__PROBLEM REQUIREMENTS__
Copy every entry precisely.

════════════════════

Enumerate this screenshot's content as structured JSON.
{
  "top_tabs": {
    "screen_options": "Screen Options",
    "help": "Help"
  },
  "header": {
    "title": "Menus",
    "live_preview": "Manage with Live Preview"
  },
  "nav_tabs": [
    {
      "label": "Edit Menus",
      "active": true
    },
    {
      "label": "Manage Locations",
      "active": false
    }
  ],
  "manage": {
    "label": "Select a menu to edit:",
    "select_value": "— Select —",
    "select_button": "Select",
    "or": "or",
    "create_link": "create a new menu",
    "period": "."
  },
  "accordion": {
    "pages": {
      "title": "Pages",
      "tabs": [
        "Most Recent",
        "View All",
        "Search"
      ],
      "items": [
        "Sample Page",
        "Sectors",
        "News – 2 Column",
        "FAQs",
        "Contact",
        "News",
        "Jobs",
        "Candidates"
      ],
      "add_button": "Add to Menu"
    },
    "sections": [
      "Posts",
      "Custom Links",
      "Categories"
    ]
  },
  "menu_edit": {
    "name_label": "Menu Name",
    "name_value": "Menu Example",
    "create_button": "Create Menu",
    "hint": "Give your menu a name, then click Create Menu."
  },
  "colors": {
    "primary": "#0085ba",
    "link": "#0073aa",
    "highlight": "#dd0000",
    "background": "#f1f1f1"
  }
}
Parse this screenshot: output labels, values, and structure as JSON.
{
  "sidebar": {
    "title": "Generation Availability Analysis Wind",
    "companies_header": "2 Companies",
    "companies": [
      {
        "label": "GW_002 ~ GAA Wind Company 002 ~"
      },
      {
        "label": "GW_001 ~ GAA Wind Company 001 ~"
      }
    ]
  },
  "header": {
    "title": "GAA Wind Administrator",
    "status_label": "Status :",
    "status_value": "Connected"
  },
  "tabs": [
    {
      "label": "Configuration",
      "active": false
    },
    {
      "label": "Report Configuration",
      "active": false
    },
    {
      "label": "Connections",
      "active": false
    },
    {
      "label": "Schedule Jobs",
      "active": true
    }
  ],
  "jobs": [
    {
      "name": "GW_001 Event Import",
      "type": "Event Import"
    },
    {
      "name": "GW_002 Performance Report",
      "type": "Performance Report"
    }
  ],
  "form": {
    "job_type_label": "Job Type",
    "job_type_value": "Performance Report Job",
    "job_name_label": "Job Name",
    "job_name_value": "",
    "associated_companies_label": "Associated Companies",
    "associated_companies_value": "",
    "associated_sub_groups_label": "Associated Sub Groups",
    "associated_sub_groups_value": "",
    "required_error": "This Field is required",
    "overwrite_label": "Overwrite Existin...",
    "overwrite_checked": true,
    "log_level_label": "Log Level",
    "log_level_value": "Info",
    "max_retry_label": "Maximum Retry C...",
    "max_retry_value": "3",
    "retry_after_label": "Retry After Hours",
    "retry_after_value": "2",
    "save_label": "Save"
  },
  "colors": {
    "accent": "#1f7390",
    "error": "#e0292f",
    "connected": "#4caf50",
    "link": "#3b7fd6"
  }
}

════════════════════

__THE COMPLETED TASK__
Enumerate this screenshot's content as structured JSON.
{
  "top_tabs": {
    "screen_options": "Screen Options",
    "help": "Help"
  },
  "header": {
    "title": "Menus",
    "live_preview": "Manage with Live Preview"
  },
  "nav_tabs": [
    {
      "label": "Edit Menus",
      "active": true
    },
    {
      "label": "Manage Locations",
      "active": false
    }
  ],
  "manage": {
    "label": "Select a menu to edit:",
    "select_value": "— Select —",
    "select_button": "Select",
    "or": "or",
    "create_link": "create a new menu",
    "period": "."
  },
  "accordion": {
    "pages": {
      "title": "Pages",
      "tabs": [
        "Most Recent",
        "View All",
        "Search"
      ],
      "items": [
        "Sample Page",
        "Sectors",
        "News – 2 Column",
        "FAQs",
        "Contact",
        "News",
        "Jobs",
        "Candidates"
      ],
      "add_button": "Add to Menu"
    },
    "sections": [
      "Posts",
      "Custom Links",
      "Categories"
    ]
  },
  "menu_edit": {
    "name_label": "Menu Name",
    "name_value": "Menu Example",
    "create_button": "Create Menu",
    "hint": "Give your menu a name, then click Create Menu."
  },
  "colors": {
    "primary": "#0085ba",
    "link": "#0073aa",
    "highlight": "#dd0000",
    "background": "#f1f1f1"
  }
}
Parse this screenshot: output labels, values, and structure as JSON.
{
  "sidebar": {
    "title": "Generation Availability Analysis Wind",
    "companies_header": "2 Companies",
    "companies": [
      {
        "label": "GW_002 ~ GAA Wind Company 002 ~"
      },
      {
        "label": "GW_001 ~ GAA Wind Company 001 ~"
      }
    ]
  },
  "header": {
    "title": "GAA Wind Administrator",
    "status_label": "Status :",
    "status_value": "Connected"
  },
  "tabs": [
    {
      "label": "Configuration",
      "active": false
    },
    {
      "label": "Report Configuration",
      "active": false
    },
    {
      "label": "Connections",
      "active": false
    },
    {
      "label": "Schedule Jobs",
      "active": true
    }
  ],
  "jobs": [
    {
      "name": "GW_001 Event Import",
      "type": "Event Import"
    },
    {
      "name": "GW_002 Performance Report",
      "type": "Performance Report"
    }
  ],
  "form": {
    "job_type_label": "Job Type",
    "job_type_value": "Performance Report Job",
    "job_name_label": "Job Name",
    "job_name_value": "",
    "associated_companies_label": "Associated Companies",
    "associated_companies_value": "",
    "associated_sub_groups_label": "Associated Sub Groups",
    "associated_sub_groups_value": "",
    "required_error": "This Field is required",
    "overwrite_label": "Overwrite Existin...",
    "overwrite_checked": true,
    "log_level_label": "Log Level",
    "log_level_value": "Info",
    "max_retry_label": "Maximum Retry C...",
    "max_retry_value": "3",
    "retry_after_label": "Retry After Hours",
    "retry_after_value": "2",
    "save_label": "Save"
  },
  "colors": {
    "accent": "#1f7390",
    "error": "#e0292f",
    "connected": "#4caf50",
    "link": "#3b7fd6"
  }
}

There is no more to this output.